**TASK INPUT**
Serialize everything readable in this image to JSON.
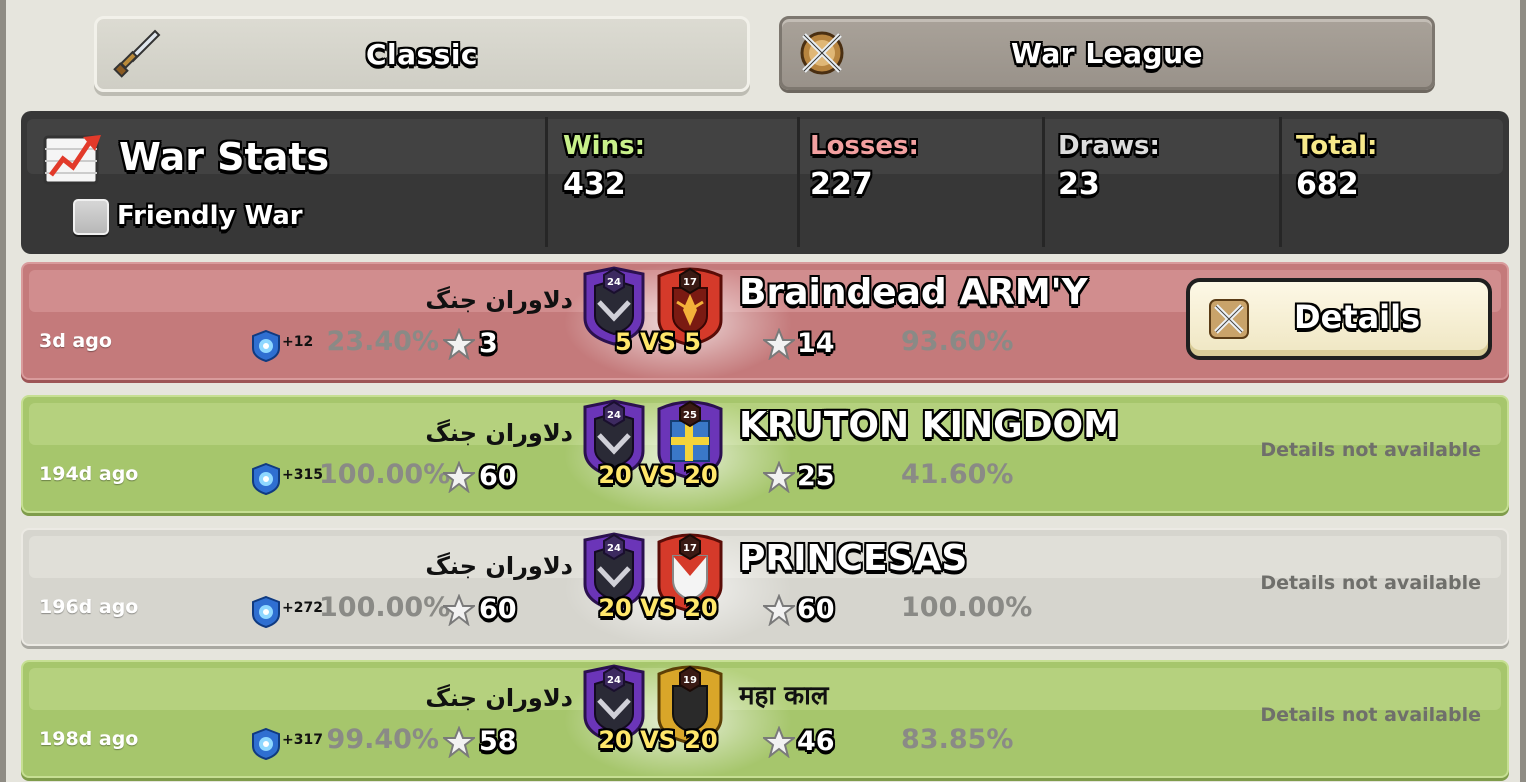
{
  "tabs": [
    {
      "label": "Classic",
      "icon": "sword-icon"
    },
    {
      "label": "War League",
      "icon": "crossed-swords-icon"
    }
  ],
  "stats": {
    "title": "War Stats",
    "friendly_label": "Friendly War",
    "friendly_checked": false,
    "wins_label": "Wins:",
    "wins": "432",
    "losses_label": "Losses:",
    "losses": "227",
    "draws_label": "Draws:",
    "draws": "23",
    "total_label": "Total:",
    "total": "682",
    "colors": {
      "wins": "#c8f08a",
      "losses": "#f2a0a0",
      "draws": "#dcdcdc",
      "total": "#f7e98a"
    }
  },
  "wars": [
    {
      "result": "loss",
      "ago": "3d ago",
      "xp": "+12",
      "our_pct": "23.40%",
      "our_stars": "3",
      "our_name": "دلاوران جنگ",
      "our_level": "24",
      "vs": "5 VS 5",
      "their_name": "Braindead ARM'Y",
      "their_level": "17",
      "their_stars": "14",
      "their_pct": "93.60%",
      "details_label": "Details"
    },
    {
      "result": "win",
      "ago": "194d ago",
      "xp": "+315",
      "our_pct": "100.00%",
      "our_stars": "60",
      "our_name": "دلاوران جنگ",
      "our_level": "24",
      "vs": "20 VS 20",
      "their_name": "KRUTON KINGDOM",
      "their_level": "25",
      "their_stars": "25",
      "their_pct": "41.60%",
      "details_label": "Details not available"
    },
    {
      "result": "draw",
      "ago": "196d ago",
      "xp": "+272",
      "our_pct": "100.00%",
      "our_stars": "60",
      "our_name": "دلاوران جنگ",
      "our_level": "24",
      "vs": "20 VS 20",
      "their_name": "PRINCESAS",
      "their_level": "17",
      "their_stars": "60",
      "their_pct": "100.00%",
      "details_label": "Details not available"
    },
    {
      "result": "win",
      "ago": "198d ago",
      "xp": "+317",
      "our_pct": "99.40%",
      "our_stars": "58",
      "our_name": "دلاوران جنگ",
      "our_level": "24",
      "vs": "20 VS 20",
      "their_name": "महा काल",
      "their_level": "19",
      "their_stars": "46",
      "their_pct": "83.85%",
      "details_label": "Details not available"
    }
  ]
}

**STATED PROBLEM**
Quote every record above exactly, omitting any pictures they contain.

**RESPONSE**
Serialize everything readable in this image to JSON.
{
  "tabs": [
    {
      "label": "Classic",
      "icon": "sword-icon"
    },
    {
      "label": "War League",
      "icon": "crossed-swords-icon"
    }
  ],
  "stats": {
    "title": "War Stats",
    "friendly_label": "Friendly War",
    "friendly_checked": false,
    "wins_label": "Wins:",
    "wins": "432",
    "losses_label": "Losses:",
    "losses": "227",
    "draws_label": "Draws:",
    "draws": "23",
    "total_label": "Total:",
    "total": "682",
    "colors": {
      "wins": "#c8f08a",
      "losses": "#f2a0a0",
      "draws": "#dcdcdc",
      "total": "#f7e98a"
    }
  },
  "wars": [
    {
      "result": "loss",
      "ago": "3d ago",
      "xp": "+12",
      "our_pct": "23.40%",
      "our_stars": "3",
      "our_name": "دلاوران جنگ",
      "our_level": "24",
      "vs": "5 VS 5",
      "their_name": "Braindead ARM'Y",
      "their_level": "17",
      "their_stars": "14",
      "their_pct": "93.60%",
      "details_label": "Details"
    },
    {
      "result": "win",
      "ago": "194d ago",
      "xp": "+315",
      "our_pct": "100.00%",
      "our_stars": "60",
      "our_name": "دلاوران جنگ",
      "our_level": "24",
      "vs": "20 VS 20",
      "their_name": "KRUTON KINGDOM",
      "their_level": "25",
      "their_stars": "25",
      "their_pct": "41.60%",
      "details_label": "Details not available"
    },
    {
      "result": "draw",
      "ago": "196d ago",
      "xp": "+272",
      "our_pct": "100.00%",
      "our_stars": "60",
      "our_name": "دلاوران جنگ",
      "our_level": "24",
      "vs": "20 VS 20",
      "their_name": "PRINCESAS",
      "their_level": "17",
      "their_stars": "60",
      "their_pct": "100.00%",
      "details_label": "Details not available"
    },
    {
      "result": "win",
      "ago": "198d ago",
      "xp": "+317",
      "our_pct": "99.40%",
      "our_stars": "58",
      "our_name": "دلاوران جنگ",
      "our_level": "24",
      "vs": "20 VS 20",
      "their_name": "महा काल",
      "their_level": "19",
      "their_stars": "46",
      "their_pct": "83.85%",
      "details_label": "Details not available"
    }
  ]
}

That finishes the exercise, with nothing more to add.